## Directive
Every line of the data that contains the string "Capacitance" must be copied.
■ ■ ■ ■ ■
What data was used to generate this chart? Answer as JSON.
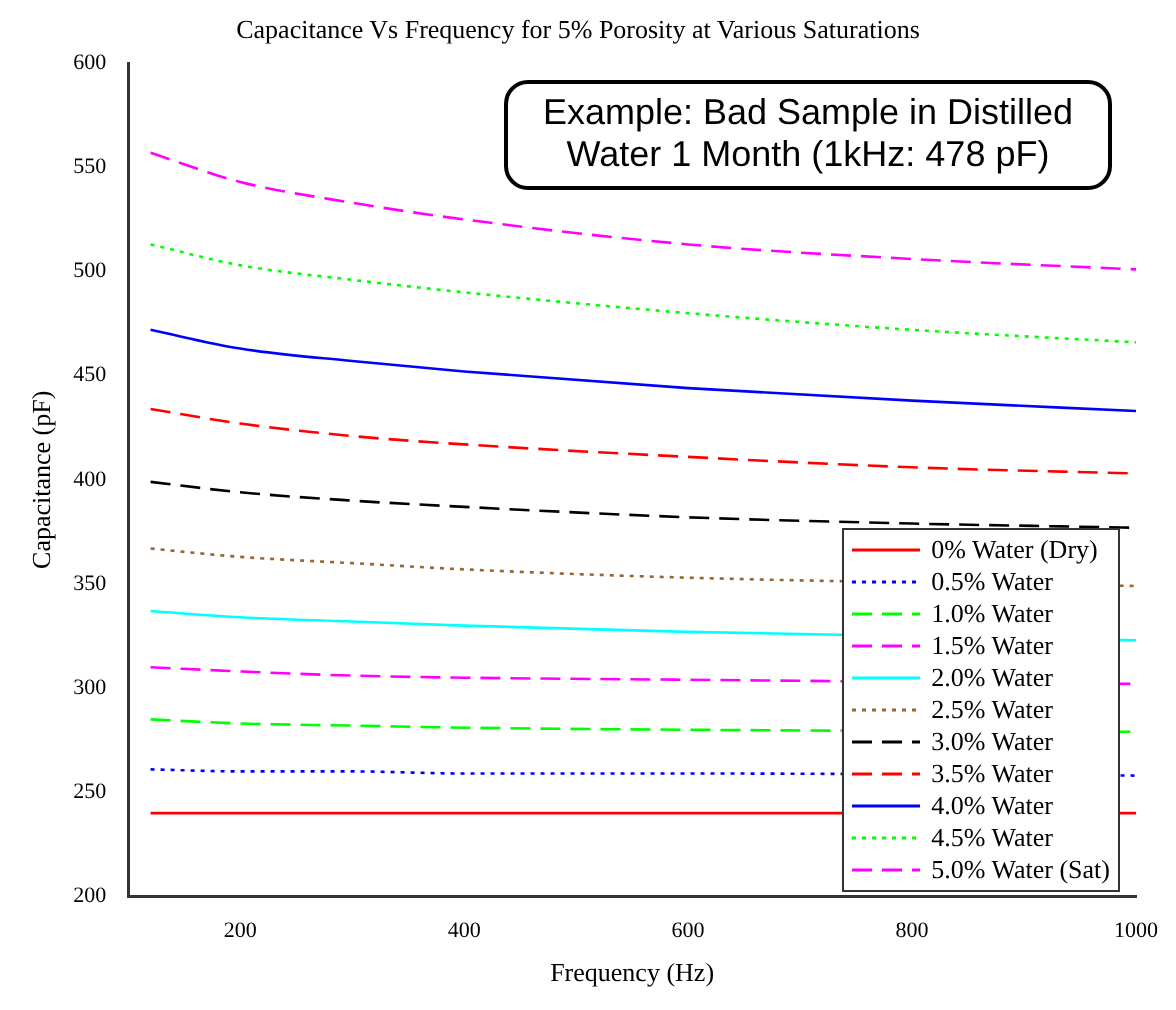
{
  "chart_data": {
    "type": "line",
    "title": "Capacitance Vs Frequency for 5% Porosity at Various Saturations",
    "xlabel": "Frequency (Hz)",
    "ylabel": "Capacitance (pF)",
    "x": [
      120,
      200,
      300,
      400,
      600,
      800,
      1000
    ],
    "xlim": [
      100,
      1000
    ],
    "xticks": [
      200,
      400,
      600,
      800,
      1000
    ],
    "ylim": [
      200,
      600
    ],
    "yticks": [
      200,
      250,
      300,
      350,
      400,
      450,
      500,
      550,
      600
    ],
    "grid": false,
    "legend": "bottom right",
    "marker": "none",
    "annotations": [
      "Example: Bad Sample in Distilled Water 1 Month (1kHz: 478 pF)"
    ],
    "series": [
      {
        "name": "0% Water (Dry)",
        "color": "#ff0000",
        "line_style": "solid",
        "values": [
          240,
          240,
          240,
          240,
          240,
          null,
          240
        ]
      },
      {
        "name": "0.5% Water",
        "color": "#0000ff",
        "line_style": "dotted",
        "values": [
          261,
          260,
          260,
          259,
          259,
          null,
          258
        ]
      },
      {
        "name": "1.0% Water",
        "color": "#00ff00",
        "line_style": "dashed",
        "values": [
          285,
          283,
          282,
          281,
          280,
          null,
          279
        ]
      },
      {
        "name": "1.5% Water",
        "color": "#ff00ff",
        "line_style": "dashed",
        "values": [
          310,
          308,
          306,
          305,
          304,
          null,
          302
        ]
      },
      {
        "name": "2.0% Water",
        "color": "#00ffff",
        "line_style": "solid",
        "values": [
          337,
          334,
          332,
          330,
          327,
          null,
          323
        ]
      },
      {
        "name": "2.5% Water",
        "color": "#996633",
        "line_style": "dotted",
        "values": [
          367,
          363,
          360,
          357,
          353,
          null,
          349
        ]
      },
      {
        "name": "3.0% Water",
        "color": "#000000",
        "line_style": "dashed",
        "values": [
          399,
          394,
          390,
          387,
          382,
          379,
          377
        ]
      },
      {
        "name": "3.5% Water",
        "color": "#ff0000",
        "line_style": "dashed",
        "values": [
          434,
          427,
          421,
          417,
          411,
          406,
          403
        ]
      },
      {
        "name": "4.0% Water",
        "color": "#0000ff",
        "line_style": "solid",
        "values": [
          472,
          463,
          457,
          452,
          444,
          438,
          433
        ]
      },
      {
        "name": "4.5% Water",
        "color": "#00ff00",
        "line_style": "dotted",
        "values": [
          513,
          503,
          496,
          490,
          480,
          472,
          466
        ]
      },
      {
        "name": "5.0% Water (Sat)",
        "color": "#ff00ff",
        "line_style": "dashed",
        "values": [
          557,
          543,
          533,
          525,
          513,
          506,
          501
        ]
      }
    ]
  }
}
■ ■ ■ ■ ■
## Full output
    "title": "Capacitance Vs Frequency for 5% Porosity at Various Saturations",
    "ylabel": "Capacitance (pF)",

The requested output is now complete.